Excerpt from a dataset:

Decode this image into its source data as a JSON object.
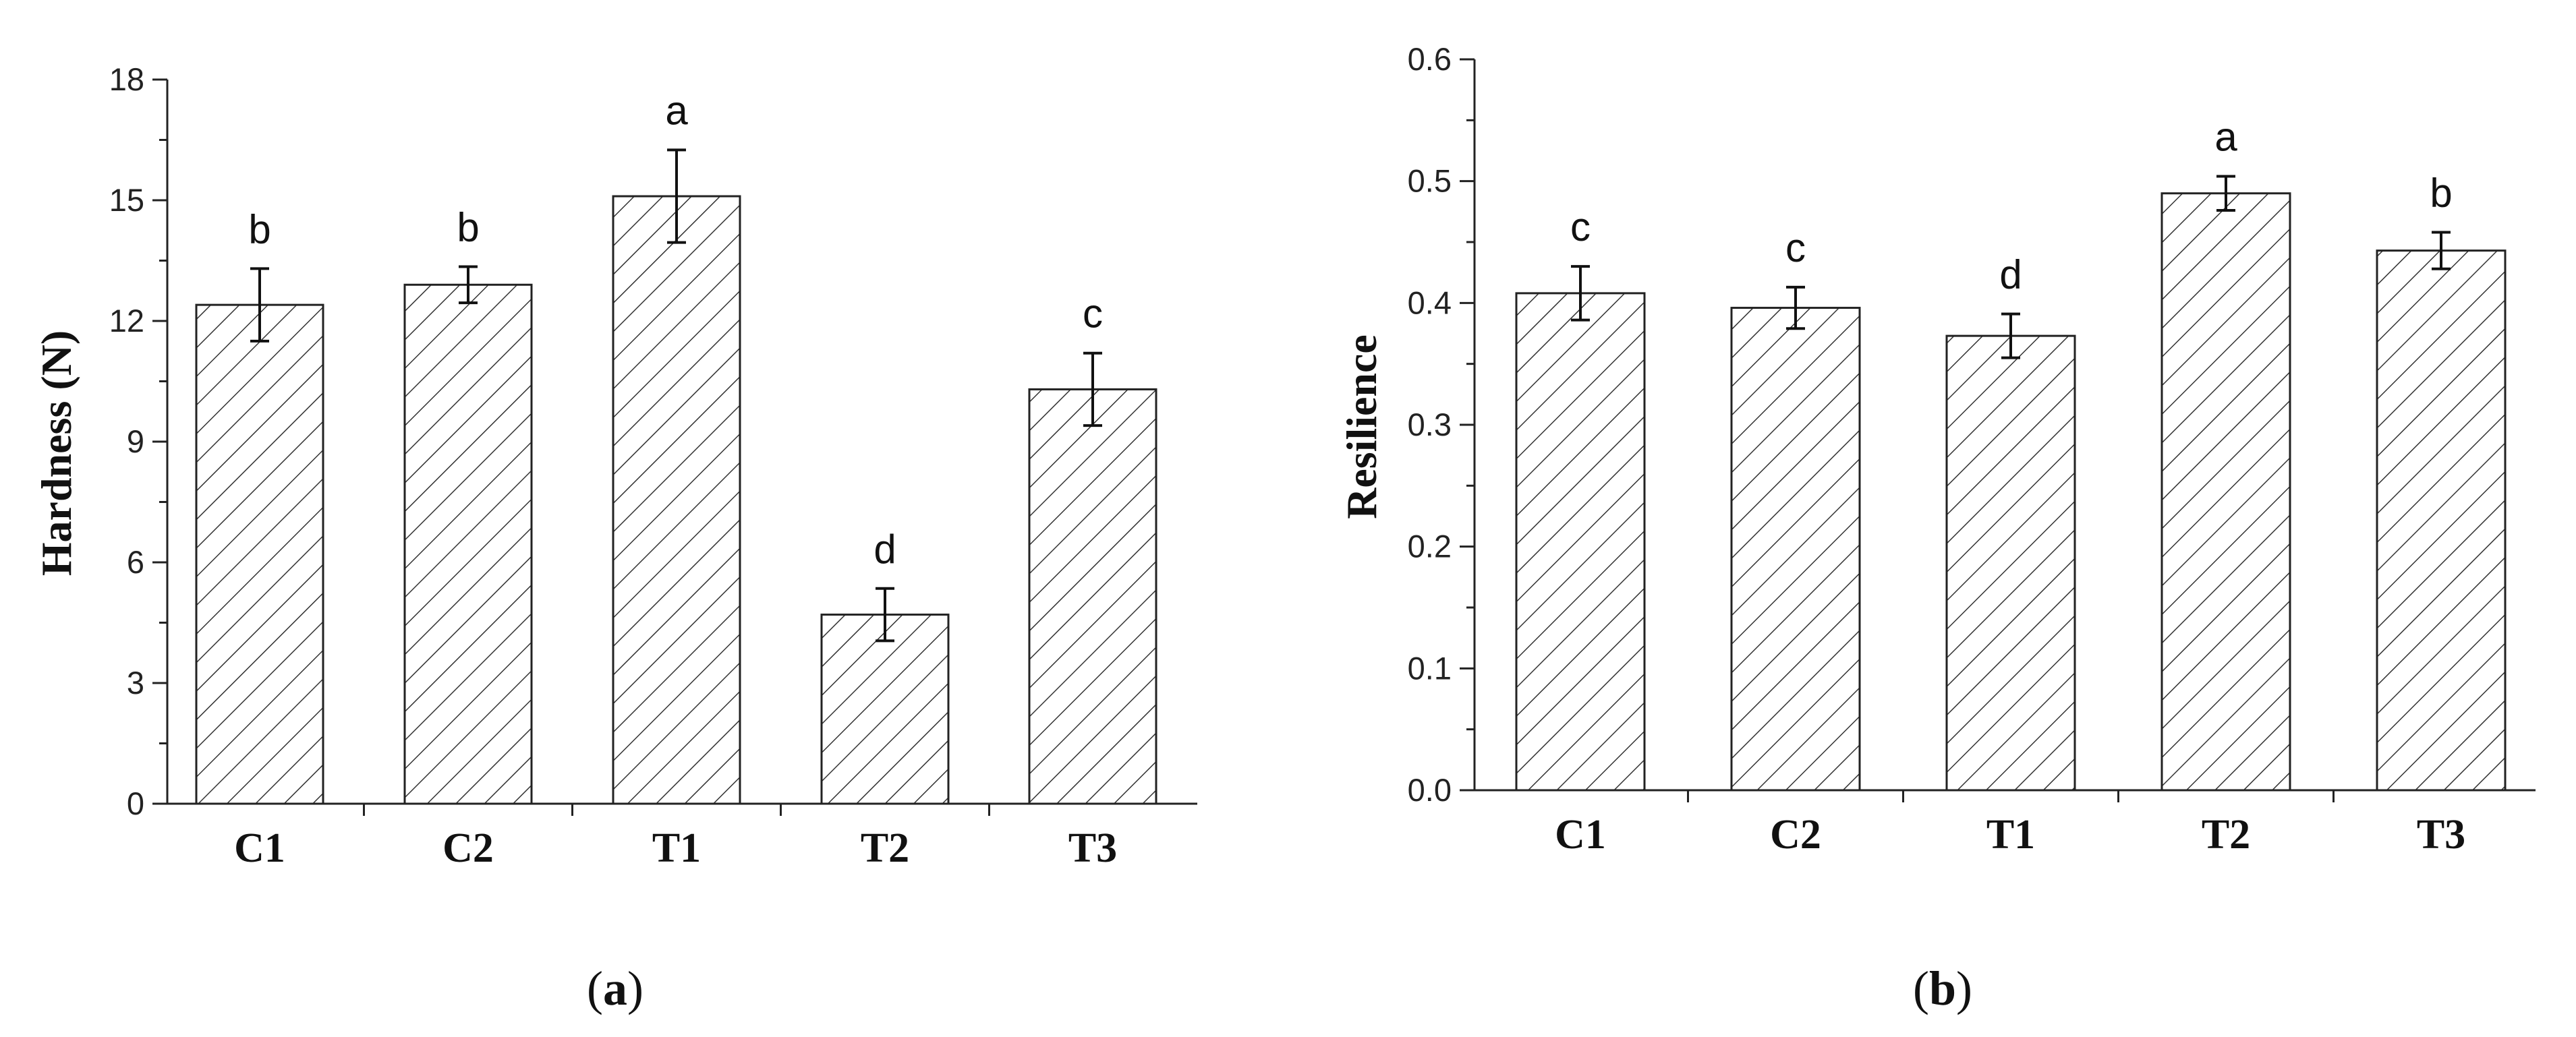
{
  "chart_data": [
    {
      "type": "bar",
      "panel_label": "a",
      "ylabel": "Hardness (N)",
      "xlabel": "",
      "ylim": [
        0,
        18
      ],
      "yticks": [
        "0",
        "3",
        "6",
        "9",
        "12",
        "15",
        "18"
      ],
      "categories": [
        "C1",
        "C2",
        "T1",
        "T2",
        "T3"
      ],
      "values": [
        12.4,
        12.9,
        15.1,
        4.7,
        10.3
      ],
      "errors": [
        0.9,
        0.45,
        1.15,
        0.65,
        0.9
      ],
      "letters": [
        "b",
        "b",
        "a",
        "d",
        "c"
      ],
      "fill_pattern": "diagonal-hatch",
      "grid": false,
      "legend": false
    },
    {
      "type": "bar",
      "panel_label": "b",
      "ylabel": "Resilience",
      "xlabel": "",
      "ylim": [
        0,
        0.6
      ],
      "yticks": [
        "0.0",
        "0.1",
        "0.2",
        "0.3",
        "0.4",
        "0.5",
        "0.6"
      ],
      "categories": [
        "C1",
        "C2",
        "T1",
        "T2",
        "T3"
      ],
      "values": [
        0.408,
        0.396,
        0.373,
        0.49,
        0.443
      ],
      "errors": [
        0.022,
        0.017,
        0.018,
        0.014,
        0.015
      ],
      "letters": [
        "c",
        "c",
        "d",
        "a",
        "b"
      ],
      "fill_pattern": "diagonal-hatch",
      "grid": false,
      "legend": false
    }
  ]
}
* * *
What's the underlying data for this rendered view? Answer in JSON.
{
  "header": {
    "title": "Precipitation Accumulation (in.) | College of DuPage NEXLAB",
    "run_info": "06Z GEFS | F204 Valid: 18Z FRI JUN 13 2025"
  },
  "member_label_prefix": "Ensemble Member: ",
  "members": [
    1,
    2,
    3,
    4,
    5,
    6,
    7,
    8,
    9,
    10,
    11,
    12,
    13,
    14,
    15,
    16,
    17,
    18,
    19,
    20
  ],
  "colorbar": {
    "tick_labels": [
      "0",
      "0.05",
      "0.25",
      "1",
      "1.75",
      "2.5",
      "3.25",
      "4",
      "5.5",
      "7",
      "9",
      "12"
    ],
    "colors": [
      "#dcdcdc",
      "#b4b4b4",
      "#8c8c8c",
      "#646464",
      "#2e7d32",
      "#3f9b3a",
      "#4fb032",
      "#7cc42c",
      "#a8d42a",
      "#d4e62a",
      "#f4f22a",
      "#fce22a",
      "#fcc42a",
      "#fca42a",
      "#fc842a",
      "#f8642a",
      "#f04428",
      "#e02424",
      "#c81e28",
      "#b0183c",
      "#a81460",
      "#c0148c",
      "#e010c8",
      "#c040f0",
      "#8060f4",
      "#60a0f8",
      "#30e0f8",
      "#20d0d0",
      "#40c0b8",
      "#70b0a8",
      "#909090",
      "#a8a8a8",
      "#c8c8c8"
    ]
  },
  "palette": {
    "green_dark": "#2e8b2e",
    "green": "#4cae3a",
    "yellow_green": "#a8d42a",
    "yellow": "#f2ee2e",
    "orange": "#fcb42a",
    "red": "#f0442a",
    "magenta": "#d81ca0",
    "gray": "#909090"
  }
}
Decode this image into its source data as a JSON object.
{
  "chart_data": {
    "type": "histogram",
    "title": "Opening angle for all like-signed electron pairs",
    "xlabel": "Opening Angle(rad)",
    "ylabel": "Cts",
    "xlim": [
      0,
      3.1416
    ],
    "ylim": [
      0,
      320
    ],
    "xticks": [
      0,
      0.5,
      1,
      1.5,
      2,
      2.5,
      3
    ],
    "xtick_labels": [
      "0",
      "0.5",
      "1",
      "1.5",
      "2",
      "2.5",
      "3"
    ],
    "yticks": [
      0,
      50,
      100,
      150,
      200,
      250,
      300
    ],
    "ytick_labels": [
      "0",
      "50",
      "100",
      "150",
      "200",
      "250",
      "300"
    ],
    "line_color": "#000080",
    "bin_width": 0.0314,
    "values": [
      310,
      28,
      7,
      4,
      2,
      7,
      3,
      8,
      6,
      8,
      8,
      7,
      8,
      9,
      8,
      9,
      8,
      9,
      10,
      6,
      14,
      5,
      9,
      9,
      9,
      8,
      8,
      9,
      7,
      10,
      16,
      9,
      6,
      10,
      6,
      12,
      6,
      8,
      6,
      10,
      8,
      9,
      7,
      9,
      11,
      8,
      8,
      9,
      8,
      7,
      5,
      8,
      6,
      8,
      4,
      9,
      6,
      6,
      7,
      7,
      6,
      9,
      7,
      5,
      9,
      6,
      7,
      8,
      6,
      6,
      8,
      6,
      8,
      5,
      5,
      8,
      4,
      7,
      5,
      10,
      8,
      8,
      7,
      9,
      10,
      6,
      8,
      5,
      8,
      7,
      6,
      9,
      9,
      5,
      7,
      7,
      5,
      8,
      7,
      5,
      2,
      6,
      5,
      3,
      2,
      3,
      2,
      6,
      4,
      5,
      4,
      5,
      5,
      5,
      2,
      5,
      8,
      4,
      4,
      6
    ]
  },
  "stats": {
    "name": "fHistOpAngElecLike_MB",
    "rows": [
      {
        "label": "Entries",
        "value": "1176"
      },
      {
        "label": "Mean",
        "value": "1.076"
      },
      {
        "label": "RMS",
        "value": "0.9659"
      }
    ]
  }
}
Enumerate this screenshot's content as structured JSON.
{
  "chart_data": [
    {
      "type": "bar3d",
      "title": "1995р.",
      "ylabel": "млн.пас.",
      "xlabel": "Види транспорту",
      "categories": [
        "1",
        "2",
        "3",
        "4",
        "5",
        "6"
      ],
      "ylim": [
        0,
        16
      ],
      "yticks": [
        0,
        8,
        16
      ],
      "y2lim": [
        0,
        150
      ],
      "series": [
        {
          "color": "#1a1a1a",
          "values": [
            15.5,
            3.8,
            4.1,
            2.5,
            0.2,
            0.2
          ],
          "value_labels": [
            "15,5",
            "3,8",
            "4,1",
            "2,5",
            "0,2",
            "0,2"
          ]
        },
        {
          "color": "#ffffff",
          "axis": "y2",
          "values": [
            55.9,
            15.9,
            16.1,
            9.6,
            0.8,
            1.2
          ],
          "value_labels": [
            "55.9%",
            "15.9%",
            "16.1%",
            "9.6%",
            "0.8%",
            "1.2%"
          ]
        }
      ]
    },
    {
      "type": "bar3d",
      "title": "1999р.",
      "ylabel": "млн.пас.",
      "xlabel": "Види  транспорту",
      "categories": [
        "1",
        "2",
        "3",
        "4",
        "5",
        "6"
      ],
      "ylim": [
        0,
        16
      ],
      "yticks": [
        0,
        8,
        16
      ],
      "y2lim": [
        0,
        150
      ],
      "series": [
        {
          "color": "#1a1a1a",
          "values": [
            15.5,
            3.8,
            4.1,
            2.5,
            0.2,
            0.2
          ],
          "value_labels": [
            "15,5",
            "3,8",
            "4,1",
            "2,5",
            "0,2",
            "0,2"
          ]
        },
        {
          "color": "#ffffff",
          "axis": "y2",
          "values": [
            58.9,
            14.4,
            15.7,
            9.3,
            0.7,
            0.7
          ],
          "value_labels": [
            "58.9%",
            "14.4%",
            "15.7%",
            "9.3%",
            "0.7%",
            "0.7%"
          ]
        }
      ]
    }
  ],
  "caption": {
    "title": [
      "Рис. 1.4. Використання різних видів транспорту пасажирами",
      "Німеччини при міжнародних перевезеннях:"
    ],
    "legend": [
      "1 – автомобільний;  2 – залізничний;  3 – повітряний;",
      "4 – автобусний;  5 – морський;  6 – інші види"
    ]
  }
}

# [DIRECTIVE]
How many lines in these records hold the string "title"? Reply with the number alone.

# [EXPECTED OUTPUT]
5